[YOUR OBJECTIVE]
Find the lines holding the word "color" and collect them.

· · · · ·

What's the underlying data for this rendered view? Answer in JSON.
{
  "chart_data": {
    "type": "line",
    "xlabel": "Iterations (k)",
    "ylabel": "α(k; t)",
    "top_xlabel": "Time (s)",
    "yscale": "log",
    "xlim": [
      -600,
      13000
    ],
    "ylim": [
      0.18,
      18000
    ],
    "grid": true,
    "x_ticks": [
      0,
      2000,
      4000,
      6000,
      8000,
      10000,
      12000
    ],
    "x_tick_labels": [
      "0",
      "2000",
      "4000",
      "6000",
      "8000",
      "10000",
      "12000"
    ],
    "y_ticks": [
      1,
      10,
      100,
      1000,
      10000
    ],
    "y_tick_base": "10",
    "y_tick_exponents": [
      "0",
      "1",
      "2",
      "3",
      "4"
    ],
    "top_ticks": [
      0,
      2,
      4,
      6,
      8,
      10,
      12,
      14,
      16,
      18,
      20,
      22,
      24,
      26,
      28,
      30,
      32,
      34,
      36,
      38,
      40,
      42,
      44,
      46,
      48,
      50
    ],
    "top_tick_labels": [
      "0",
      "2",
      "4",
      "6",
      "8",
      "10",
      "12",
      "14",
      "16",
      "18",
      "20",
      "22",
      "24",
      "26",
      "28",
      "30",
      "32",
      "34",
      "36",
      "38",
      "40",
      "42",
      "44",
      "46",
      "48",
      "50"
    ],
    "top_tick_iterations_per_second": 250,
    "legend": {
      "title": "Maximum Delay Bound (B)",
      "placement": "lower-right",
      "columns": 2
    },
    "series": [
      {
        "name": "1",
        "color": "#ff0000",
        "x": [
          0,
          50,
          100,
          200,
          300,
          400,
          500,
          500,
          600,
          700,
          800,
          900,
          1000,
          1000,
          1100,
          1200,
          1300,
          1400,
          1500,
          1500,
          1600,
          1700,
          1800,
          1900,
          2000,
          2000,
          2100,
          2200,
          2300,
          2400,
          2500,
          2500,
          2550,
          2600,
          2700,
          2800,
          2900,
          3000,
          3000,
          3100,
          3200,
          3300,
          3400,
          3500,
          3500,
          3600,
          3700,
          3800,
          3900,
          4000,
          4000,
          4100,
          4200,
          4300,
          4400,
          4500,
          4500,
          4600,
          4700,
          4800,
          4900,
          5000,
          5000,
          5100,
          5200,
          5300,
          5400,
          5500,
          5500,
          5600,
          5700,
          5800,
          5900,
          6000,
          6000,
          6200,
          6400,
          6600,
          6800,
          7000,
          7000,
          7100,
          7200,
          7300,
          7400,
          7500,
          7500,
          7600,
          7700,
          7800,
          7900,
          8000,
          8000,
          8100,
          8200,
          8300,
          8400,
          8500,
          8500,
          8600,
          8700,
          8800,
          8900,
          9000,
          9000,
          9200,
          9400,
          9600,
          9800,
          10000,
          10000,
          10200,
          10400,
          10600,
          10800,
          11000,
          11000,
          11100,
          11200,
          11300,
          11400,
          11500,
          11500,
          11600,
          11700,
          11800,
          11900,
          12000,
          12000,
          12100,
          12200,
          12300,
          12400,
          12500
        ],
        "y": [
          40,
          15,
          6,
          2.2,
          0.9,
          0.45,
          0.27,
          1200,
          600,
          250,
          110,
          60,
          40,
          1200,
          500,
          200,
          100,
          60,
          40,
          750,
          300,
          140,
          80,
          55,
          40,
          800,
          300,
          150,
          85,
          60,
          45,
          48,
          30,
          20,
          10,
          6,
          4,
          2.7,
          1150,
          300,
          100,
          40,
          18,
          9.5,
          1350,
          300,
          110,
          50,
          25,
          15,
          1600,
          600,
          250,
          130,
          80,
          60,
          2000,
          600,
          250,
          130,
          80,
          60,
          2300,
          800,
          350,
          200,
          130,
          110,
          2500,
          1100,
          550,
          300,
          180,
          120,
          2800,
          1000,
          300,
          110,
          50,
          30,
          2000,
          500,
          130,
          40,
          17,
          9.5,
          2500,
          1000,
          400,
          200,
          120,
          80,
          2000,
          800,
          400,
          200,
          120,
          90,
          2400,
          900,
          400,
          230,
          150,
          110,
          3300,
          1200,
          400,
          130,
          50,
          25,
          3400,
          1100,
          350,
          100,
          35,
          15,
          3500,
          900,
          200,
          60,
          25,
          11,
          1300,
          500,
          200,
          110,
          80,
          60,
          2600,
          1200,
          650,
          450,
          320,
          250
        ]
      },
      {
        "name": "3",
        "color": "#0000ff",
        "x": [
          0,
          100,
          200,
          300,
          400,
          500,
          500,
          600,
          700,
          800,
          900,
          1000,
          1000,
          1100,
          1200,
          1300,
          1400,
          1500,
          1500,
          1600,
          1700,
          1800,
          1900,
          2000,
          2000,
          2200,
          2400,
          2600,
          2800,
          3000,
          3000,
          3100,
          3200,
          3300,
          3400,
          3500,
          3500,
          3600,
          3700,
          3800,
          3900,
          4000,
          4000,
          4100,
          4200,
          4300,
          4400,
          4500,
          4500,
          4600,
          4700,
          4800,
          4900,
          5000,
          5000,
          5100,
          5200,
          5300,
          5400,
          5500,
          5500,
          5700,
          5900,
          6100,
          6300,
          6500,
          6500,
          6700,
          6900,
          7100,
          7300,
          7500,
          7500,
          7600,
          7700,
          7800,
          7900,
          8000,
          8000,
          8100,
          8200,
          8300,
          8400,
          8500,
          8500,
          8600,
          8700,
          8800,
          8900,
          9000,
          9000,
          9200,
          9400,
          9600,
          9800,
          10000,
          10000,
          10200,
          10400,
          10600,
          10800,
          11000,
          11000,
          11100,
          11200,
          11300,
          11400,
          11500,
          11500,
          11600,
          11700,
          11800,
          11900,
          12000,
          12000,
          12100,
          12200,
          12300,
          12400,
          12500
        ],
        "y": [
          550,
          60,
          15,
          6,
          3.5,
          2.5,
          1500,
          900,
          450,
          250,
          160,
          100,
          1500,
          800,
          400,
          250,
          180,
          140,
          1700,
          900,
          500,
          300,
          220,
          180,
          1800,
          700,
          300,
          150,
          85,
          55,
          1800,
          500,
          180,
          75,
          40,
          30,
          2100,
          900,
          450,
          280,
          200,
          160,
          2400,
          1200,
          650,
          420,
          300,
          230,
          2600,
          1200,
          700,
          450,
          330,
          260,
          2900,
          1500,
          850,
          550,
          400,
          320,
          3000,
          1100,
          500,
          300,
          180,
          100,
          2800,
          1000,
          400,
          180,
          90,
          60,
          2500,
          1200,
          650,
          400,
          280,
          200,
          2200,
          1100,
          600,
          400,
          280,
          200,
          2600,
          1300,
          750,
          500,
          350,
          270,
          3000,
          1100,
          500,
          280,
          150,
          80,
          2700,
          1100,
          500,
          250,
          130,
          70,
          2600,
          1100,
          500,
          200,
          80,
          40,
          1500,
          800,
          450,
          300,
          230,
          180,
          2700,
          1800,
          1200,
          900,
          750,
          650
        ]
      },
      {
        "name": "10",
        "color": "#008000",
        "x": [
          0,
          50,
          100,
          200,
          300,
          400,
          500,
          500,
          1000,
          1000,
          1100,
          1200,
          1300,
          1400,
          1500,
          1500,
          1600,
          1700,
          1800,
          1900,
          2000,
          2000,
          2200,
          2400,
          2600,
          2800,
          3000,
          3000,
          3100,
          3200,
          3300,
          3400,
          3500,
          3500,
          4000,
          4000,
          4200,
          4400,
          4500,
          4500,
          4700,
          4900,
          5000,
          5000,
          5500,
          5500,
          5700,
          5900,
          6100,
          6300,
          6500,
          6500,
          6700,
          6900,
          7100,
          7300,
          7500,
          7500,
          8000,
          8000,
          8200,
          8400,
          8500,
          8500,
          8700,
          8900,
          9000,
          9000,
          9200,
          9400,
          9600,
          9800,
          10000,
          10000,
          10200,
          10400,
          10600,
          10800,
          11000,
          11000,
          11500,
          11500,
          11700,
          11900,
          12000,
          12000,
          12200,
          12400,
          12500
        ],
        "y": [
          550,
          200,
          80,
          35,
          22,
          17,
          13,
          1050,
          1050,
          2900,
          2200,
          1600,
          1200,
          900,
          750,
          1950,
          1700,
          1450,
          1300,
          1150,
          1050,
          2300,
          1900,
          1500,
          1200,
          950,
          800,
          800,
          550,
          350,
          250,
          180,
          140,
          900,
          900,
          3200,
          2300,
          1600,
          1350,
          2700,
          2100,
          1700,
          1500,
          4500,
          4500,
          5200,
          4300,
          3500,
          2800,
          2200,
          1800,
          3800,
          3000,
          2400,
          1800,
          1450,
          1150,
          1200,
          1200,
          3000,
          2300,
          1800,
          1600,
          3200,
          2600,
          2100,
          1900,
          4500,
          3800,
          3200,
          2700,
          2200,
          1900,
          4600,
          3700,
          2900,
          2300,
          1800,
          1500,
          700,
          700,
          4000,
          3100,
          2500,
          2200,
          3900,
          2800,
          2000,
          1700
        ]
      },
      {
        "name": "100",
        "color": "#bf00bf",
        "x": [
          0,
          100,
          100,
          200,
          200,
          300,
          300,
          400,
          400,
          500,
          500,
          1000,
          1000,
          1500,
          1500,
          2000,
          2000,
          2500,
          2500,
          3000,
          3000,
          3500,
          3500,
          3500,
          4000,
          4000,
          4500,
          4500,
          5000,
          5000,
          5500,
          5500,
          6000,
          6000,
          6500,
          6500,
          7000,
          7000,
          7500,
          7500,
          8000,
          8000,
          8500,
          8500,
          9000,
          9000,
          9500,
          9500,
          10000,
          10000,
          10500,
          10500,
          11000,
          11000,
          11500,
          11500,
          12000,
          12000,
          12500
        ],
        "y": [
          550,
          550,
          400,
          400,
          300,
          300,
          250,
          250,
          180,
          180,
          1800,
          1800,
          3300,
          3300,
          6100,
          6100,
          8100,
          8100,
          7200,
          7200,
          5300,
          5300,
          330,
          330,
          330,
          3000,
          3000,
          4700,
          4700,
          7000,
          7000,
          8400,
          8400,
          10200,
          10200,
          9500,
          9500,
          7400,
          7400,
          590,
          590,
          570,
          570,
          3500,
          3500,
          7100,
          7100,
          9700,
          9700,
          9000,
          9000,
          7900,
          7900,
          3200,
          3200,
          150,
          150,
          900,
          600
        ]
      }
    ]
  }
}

· · · · ·

[WORKED SOLUTION]
        "color": "#ff0000",
        "color": "#0000ff",
        "color": "#008000",
        "color": "#bf00bf",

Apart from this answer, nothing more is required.